▶ What the task asks:
Pick out every line in the listing below that contains the string "Animation", and copy each of those lines. Case counts, so only matches with identical capitalization qualify.

[Begin Material]

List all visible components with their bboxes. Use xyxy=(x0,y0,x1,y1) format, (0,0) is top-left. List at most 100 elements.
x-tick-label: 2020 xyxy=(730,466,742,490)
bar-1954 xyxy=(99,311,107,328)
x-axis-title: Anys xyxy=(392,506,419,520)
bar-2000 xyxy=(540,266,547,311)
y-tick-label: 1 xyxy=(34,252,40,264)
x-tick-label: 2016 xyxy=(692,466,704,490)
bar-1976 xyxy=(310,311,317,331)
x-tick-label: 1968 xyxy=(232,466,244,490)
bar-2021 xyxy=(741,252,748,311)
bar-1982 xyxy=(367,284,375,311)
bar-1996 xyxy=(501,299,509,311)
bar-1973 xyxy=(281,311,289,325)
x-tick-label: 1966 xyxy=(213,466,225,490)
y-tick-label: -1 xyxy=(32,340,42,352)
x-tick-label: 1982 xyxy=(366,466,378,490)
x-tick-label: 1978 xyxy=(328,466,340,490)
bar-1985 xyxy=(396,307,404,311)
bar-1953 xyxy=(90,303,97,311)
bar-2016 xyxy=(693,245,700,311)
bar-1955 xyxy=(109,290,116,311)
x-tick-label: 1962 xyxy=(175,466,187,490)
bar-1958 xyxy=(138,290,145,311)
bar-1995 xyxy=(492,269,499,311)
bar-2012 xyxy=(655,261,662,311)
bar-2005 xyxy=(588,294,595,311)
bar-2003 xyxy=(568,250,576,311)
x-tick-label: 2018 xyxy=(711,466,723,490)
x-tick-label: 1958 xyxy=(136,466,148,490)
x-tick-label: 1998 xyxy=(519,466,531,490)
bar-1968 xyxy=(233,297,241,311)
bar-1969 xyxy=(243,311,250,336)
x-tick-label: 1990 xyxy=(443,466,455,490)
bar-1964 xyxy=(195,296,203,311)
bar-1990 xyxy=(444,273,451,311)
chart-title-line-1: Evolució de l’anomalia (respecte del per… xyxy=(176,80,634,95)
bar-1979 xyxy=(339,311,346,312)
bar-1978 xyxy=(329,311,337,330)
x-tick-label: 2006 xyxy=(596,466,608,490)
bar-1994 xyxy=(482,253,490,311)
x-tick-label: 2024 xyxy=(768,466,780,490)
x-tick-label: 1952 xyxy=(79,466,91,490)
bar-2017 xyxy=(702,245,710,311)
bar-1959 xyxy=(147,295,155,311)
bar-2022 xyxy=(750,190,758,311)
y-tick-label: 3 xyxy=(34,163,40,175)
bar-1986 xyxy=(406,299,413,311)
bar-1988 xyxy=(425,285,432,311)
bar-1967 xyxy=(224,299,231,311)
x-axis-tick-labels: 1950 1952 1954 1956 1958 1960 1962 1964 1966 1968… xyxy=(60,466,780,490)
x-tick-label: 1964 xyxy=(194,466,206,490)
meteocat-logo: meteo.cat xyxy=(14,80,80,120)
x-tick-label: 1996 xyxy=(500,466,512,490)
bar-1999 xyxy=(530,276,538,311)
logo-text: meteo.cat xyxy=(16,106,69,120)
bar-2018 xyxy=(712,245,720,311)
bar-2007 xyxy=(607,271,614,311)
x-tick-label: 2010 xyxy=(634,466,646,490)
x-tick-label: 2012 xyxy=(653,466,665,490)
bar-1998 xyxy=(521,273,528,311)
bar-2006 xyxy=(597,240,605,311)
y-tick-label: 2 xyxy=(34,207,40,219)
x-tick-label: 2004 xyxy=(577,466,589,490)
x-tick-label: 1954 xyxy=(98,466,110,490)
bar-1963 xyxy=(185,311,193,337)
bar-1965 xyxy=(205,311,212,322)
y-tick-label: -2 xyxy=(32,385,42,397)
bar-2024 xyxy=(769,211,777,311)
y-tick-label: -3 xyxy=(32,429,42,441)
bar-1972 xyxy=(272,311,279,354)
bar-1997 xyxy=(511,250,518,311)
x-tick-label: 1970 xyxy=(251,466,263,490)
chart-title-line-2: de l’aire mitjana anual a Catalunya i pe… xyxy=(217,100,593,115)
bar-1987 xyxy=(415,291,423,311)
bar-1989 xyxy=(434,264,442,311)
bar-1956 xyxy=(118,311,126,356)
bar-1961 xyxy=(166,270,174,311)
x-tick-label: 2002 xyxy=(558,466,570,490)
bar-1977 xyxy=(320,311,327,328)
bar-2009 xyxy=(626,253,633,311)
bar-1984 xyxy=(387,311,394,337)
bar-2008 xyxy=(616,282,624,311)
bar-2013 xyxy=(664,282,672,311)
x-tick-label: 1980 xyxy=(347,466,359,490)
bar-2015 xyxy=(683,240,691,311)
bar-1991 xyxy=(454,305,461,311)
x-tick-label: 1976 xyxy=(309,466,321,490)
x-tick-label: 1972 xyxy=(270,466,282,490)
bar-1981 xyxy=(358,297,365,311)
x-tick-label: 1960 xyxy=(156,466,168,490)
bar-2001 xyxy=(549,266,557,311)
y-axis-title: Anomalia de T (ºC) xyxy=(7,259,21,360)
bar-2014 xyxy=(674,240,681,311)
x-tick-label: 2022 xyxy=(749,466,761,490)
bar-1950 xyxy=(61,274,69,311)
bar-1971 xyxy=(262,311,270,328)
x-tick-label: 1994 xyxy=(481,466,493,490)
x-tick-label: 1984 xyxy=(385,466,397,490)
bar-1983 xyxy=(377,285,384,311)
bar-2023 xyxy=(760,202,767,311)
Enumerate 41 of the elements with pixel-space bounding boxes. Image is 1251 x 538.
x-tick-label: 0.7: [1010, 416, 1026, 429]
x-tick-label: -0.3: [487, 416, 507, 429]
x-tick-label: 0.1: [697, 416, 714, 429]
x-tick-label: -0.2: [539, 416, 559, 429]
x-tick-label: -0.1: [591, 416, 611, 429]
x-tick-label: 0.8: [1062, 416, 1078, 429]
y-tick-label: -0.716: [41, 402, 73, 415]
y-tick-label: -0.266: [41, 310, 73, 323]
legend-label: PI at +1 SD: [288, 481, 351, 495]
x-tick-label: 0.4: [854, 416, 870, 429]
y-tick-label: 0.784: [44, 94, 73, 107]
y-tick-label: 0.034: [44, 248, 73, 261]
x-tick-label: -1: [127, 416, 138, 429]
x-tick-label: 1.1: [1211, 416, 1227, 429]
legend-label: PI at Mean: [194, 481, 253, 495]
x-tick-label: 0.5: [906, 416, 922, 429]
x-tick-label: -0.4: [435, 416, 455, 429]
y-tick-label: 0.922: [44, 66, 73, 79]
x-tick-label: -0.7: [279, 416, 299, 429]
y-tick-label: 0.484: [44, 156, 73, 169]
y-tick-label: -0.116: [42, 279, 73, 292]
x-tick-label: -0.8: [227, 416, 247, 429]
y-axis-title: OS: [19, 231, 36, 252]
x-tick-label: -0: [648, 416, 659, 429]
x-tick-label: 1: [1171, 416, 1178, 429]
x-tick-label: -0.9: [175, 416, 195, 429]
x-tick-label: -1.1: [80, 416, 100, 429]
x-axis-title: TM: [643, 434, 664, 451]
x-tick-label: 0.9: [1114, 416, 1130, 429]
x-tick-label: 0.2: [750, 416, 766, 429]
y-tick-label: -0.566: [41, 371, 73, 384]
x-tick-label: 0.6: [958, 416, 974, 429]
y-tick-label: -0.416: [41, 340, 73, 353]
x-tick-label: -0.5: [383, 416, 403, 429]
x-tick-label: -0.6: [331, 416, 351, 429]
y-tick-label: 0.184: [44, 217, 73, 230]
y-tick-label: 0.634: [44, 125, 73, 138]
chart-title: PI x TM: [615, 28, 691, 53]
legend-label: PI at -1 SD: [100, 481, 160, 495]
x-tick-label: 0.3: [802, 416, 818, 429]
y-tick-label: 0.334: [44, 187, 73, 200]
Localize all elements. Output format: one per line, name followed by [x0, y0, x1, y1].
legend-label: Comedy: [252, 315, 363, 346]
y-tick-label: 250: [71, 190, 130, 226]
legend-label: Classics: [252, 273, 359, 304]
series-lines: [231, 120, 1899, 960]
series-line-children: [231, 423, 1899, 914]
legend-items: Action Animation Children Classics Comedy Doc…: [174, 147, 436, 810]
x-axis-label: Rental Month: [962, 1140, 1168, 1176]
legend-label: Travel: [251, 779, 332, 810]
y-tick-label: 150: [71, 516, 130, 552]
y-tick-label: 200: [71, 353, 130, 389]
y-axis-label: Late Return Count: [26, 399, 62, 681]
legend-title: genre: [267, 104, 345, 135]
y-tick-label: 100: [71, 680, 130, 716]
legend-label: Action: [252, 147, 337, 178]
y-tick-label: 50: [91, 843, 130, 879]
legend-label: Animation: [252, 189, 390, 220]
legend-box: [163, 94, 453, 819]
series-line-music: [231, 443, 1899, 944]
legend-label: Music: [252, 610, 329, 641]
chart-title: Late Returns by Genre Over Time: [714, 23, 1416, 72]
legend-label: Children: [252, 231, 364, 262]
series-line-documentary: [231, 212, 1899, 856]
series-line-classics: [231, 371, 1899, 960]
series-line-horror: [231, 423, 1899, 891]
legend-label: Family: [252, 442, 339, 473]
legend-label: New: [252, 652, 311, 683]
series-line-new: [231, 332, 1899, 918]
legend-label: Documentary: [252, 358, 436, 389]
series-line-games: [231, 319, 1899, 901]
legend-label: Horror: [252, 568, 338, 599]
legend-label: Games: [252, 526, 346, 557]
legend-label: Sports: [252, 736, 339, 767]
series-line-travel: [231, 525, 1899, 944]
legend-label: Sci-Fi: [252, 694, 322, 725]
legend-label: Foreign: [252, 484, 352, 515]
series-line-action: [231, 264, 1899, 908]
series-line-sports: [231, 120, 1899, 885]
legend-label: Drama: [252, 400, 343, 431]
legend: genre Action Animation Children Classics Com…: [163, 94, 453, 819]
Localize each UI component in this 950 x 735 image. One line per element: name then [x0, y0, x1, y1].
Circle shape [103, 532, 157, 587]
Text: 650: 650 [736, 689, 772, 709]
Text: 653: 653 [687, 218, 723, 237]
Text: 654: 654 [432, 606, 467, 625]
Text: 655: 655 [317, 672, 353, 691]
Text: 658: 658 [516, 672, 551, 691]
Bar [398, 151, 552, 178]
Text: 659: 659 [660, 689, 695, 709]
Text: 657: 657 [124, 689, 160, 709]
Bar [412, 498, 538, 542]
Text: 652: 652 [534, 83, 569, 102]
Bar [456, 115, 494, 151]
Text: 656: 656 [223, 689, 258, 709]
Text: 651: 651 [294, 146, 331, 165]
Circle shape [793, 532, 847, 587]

[End Material]

▶ Problem solution:
legend-items: Action Animation Children Classics Comedy Doc…: [174, 147, 436, 810]
legend-label: Animation: [252, 189, 390, 220]
legend: genre Action Animation Children Classics Com…: [163, 94, 453, 819]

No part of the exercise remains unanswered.